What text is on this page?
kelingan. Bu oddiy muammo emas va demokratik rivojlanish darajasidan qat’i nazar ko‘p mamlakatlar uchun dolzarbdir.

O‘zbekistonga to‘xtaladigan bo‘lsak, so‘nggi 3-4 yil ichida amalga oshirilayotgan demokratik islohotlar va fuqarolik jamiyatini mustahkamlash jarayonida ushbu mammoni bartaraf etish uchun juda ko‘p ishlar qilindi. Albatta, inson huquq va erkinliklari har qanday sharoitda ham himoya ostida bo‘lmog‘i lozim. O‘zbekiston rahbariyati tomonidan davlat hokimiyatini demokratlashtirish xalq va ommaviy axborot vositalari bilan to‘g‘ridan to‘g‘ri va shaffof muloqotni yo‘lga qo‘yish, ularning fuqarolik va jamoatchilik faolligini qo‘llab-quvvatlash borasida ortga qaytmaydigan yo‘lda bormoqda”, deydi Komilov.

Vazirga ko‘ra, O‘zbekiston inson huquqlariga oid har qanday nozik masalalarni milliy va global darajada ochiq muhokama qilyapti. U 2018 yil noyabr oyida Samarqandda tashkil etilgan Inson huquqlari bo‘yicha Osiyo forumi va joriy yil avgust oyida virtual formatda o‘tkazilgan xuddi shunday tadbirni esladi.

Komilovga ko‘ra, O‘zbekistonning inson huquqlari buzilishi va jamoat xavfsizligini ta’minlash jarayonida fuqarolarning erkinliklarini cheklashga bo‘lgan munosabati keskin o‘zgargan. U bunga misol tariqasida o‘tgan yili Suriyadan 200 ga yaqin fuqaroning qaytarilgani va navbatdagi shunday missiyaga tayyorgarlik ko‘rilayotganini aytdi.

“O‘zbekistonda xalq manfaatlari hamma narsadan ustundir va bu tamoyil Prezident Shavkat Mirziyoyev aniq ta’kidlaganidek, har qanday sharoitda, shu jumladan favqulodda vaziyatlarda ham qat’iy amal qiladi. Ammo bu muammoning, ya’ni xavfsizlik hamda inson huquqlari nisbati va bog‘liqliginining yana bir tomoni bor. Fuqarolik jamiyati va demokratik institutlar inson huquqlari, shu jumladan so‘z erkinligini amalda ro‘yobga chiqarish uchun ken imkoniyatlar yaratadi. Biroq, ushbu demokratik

Work to do - Set down the listing above in full, please, exactly as it appears.

Answer to the problem -
What text is on this page?
kelingan. Bu oddiy muammo emas va demokratik rivojlanish darajasidan qat’i nazar ko‘p mamlakatlar uchun dolzarbdir.

O‘zbekistonga to‘xtaladigan bo‘lsak, so‘nggi 3-4 yil ichida amalga oshirilayotgan demokratik islohotlar va fuqarolik jamiyatini mustahkamlash jarayonida ushbu mammoni bartaraf etish uchun juda ko‘p ishlar qilindi. Albatta, inson huquq va erkinliklari har qanday sharoitda ham himoya ostida bo‘lmog‘i lozim. O‘zbekiston rahbariyati tomonidan davlat hokimiyatini demokratlashtirish xalq va ommaviy axborot vositalari bilan to‘g‘ridan to‘g‘ri va shaffof muloqotni yo‘lga qo‘yish, ularning fuqarolik va jamoatchilik faolligini qo‘llab-quvvatlash borasida ortga qaytmaydigan yo‘lda bormoqda”, deydi Komilov.

Vazirga ko‘ra, O‘zbekiston inson huquqlariga oid har qanday nozik masalalarni milliy va global darajada ochiq muhokama qilyapti. U 2018 yil noyabr oyida Samarqandda tashkil etilgan Inson huquqlari bo‘yicha Osiyo forumi va joriy yil avgust oyida virtual formatda o‘tkazilgan xuddi shunday tadbirni esladi.

Komilovga ko‘ra, O‘zbekistonning inson huquqlari buzilishi va jamoat xavfsizligini ta’minlash jarayonida fuqarolarning erkinliklarini cheklashga bo‘lgan munosabati keskin o‘zgargan. U bunga misol tariqasida o‘tgan yili Suriyadan 200 ga yaqin fuqaroning qaytarilgani va navbatdagi shunday missiyaga tayyorgarlik ko‘rilayotganini aytdi.

“O‘zbekistonda xalq manfaatlari hamma narsadan ustundir va bu tamoyil Prezident Shavkat Mirziyoyev aniq ta’kidlaganidek, har qanday sharoitda, shu jumladan favqulodda vaziyatlarda ham qat’iy amal qiladi. Ammo bu muammoning, ya’ni xavfsizlik hamda inson huquqlari nisbati va bog‘liqliginining yana bir tomoni bor. Fuqarolik jamiyati va demokratik institutlar inson huquqlari, shu jumladan so‘z erkinligini amalda ro‘yobga chiqarish uchun ken imkoniyatlar yaratadi. Biroq, ushbu demokratik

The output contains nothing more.